(Task goal):
Lines containing the word "background": say how many there are in the listing, with only the number as the answer.

Segment Open

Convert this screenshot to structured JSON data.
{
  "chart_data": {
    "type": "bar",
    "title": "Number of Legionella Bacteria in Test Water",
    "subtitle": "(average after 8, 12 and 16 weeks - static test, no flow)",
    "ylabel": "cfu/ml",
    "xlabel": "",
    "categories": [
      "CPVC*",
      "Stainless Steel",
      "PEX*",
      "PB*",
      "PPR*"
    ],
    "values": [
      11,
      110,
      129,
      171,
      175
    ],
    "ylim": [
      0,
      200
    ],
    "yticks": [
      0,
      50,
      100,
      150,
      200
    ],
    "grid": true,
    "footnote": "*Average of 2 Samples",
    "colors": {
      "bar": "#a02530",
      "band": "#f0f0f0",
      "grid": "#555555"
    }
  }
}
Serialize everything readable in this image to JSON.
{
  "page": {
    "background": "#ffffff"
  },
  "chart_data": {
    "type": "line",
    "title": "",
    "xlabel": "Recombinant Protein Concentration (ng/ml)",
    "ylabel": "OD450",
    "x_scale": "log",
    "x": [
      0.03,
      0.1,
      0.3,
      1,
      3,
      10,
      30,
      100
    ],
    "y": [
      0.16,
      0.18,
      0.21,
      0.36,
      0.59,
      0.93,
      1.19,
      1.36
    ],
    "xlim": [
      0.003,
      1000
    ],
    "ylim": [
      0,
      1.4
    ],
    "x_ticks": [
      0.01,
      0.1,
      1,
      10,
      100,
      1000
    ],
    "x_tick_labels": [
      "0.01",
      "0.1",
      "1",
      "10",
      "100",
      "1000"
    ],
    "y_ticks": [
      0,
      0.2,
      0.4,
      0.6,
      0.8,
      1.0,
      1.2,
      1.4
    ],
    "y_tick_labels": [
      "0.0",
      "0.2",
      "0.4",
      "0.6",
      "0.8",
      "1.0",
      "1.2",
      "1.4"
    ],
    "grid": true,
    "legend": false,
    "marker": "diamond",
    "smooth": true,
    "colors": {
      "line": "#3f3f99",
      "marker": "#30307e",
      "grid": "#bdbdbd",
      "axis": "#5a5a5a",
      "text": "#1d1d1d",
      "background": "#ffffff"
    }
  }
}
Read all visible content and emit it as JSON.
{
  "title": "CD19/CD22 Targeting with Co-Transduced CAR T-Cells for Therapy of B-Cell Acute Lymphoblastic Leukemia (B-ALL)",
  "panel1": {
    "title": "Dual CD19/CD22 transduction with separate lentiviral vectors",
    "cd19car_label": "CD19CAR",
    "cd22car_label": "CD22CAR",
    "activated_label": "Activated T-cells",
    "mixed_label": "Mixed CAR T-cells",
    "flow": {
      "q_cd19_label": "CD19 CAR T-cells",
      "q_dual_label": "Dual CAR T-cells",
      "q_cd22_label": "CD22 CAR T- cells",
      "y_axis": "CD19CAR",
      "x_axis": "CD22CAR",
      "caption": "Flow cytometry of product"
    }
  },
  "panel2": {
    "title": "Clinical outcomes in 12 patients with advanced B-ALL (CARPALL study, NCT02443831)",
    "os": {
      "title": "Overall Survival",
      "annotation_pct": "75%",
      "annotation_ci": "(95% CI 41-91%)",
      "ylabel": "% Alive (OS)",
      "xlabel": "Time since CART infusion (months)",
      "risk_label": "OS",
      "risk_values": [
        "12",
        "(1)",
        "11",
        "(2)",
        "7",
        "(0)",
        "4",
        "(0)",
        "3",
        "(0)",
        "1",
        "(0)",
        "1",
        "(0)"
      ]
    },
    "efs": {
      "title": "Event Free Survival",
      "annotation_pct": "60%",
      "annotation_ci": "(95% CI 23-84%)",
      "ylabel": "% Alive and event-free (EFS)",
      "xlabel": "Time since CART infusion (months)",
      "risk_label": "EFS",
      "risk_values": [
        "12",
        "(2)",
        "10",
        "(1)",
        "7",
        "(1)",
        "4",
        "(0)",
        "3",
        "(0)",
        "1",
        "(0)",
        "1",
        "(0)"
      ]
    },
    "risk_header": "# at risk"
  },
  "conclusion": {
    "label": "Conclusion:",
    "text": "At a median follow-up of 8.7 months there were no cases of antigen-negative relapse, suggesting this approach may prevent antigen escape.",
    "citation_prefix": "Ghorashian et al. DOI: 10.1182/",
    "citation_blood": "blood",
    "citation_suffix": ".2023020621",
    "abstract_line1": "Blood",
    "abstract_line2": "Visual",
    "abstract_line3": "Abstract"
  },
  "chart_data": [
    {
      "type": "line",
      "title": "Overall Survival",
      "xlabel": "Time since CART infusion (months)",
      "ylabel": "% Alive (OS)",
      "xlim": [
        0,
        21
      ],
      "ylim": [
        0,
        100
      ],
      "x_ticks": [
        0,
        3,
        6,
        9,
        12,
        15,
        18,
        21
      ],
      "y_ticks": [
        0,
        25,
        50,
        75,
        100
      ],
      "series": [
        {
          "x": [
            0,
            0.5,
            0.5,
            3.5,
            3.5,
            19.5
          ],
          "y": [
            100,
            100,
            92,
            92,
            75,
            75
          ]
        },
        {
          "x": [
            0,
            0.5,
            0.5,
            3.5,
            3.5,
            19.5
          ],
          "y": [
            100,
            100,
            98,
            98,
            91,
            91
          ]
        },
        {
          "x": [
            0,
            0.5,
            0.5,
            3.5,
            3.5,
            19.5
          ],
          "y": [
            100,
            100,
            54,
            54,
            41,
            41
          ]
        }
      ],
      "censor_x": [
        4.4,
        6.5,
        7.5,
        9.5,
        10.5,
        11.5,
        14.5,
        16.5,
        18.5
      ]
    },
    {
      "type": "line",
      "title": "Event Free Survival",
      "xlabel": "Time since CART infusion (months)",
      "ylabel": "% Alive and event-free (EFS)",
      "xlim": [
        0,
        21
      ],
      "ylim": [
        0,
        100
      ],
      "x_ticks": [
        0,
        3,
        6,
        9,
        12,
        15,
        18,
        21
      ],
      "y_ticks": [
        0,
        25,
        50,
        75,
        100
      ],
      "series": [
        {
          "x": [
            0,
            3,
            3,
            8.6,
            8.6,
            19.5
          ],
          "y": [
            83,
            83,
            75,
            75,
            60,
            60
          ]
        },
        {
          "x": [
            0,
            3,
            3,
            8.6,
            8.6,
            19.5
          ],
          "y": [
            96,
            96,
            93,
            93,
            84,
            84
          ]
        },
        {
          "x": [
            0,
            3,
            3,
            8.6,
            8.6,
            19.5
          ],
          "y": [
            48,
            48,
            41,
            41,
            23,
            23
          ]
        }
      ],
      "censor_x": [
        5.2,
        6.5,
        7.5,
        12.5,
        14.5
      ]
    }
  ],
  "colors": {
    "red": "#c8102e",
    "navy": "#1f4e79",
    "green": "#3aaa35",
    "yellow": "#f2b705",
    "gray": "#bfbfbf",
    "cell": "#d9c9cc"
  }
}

Segment Closed

(Expected output):
2